— Begin —
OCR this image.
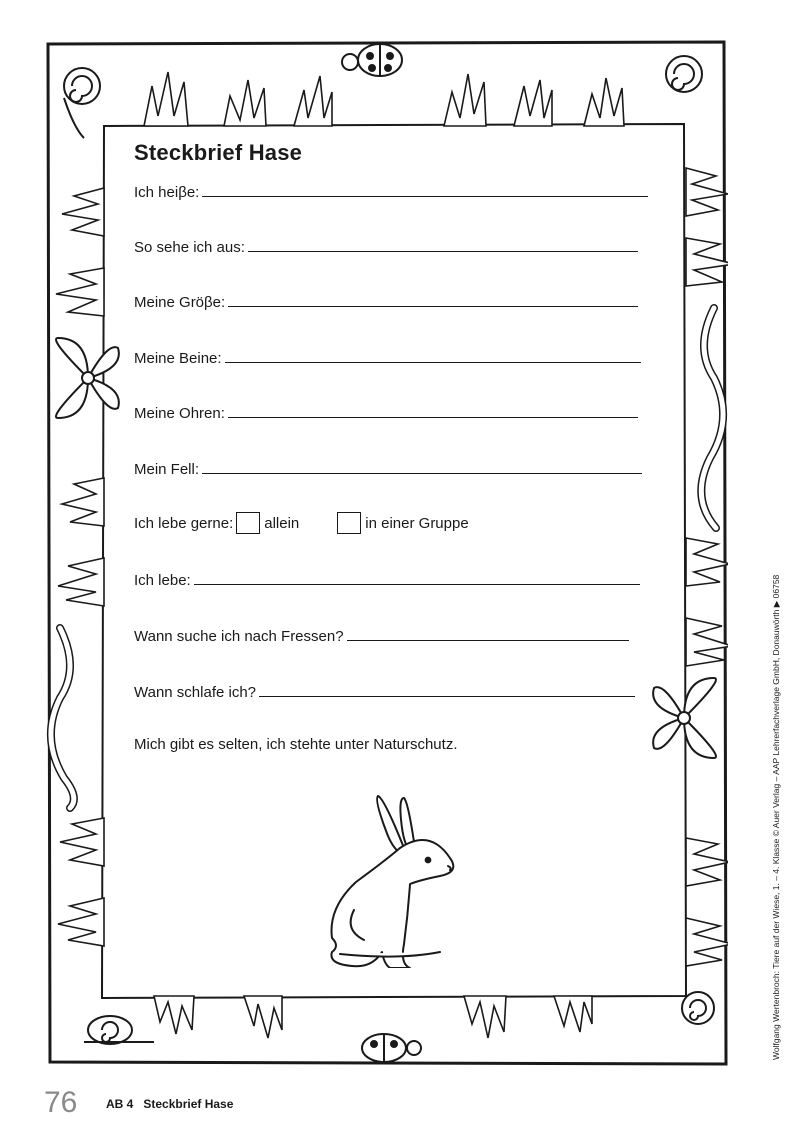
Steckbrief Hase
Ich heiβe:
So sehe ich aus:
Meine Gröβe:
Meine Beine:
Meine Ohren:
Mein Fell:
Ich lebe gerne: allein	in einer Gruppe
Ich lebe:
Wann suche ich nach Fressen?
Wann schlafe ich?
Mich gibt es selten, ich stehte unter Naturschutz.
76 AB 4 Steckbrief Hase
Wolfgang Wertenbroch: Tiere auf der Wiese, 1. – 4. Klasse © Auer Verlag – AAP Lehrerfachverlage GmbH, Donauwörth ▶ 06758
— End —
— Begin —
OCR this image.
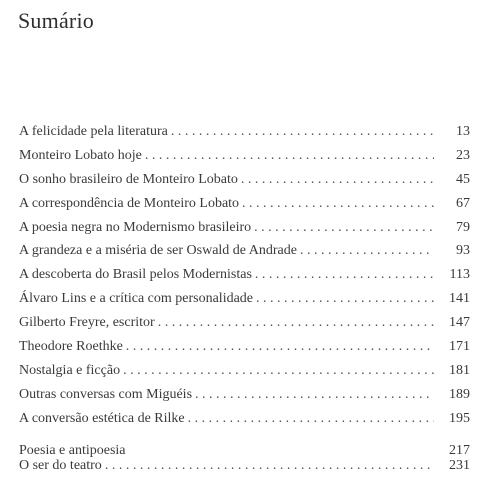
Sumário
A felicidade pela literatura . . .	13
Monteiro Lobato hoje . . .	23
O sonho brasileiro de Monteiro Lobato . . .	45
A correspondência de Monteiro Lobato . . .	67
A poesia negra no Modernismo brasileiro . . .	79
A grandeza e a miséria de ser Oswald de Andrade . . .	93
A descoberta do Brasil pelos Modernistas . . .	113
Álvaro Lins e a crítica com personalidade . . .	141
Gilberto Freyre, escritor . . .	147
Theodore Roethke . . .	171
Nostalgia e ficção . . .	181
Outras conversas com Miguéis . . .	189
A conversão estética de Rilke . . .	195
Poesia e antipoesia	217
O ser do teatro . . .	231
— End —
— Begin —
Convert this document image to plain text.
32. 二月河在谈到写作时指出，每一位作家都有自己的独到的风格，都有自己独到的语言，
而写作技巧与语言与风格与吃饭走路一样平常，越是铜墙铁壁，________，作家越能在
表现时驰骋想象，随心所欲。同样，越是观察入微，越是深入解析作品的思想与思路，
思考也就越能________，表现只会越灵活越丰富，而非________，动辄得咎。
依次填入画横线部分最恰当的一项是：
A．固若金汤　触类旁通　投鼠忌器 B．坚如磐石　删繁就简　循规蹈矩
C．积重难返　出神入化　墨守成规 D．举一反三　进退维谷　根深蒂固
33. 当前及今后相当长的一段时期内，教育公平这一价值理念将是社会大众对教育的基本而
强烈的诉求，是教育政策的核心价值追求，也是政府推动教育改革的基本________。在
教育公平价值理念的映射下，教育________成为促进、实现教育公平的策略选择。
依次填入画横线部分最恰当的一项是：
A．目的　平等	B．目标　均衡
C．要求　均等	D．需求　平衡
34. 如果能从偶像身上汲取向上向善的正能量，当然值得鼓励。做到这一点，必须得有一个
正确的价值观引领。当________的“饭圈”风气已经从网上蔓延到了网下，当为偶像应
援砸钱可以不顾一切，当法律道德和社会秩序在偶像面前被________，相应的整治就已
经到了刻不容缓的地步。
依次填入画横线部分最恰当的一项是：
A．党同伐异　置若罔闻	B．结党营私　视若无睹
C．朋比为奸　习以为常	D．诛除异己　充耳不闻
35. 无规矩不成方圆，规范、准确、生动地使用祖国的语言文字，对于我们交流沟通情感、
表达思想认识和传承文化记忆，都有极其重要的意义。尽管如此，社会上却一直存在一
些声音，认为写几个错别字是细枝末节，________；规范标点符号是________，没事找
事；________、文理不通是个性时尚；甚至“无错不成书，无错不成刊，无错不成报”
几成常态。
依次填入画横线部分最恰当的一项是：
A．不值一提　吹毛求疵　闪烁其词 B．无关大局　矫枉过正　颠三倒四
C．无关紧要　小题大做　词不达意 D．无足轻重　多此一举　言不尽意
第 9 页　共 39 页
— End —
# Aim of the exercise
Give only the number of lines in the material above that include the word "Meine".

# Solution to this task
3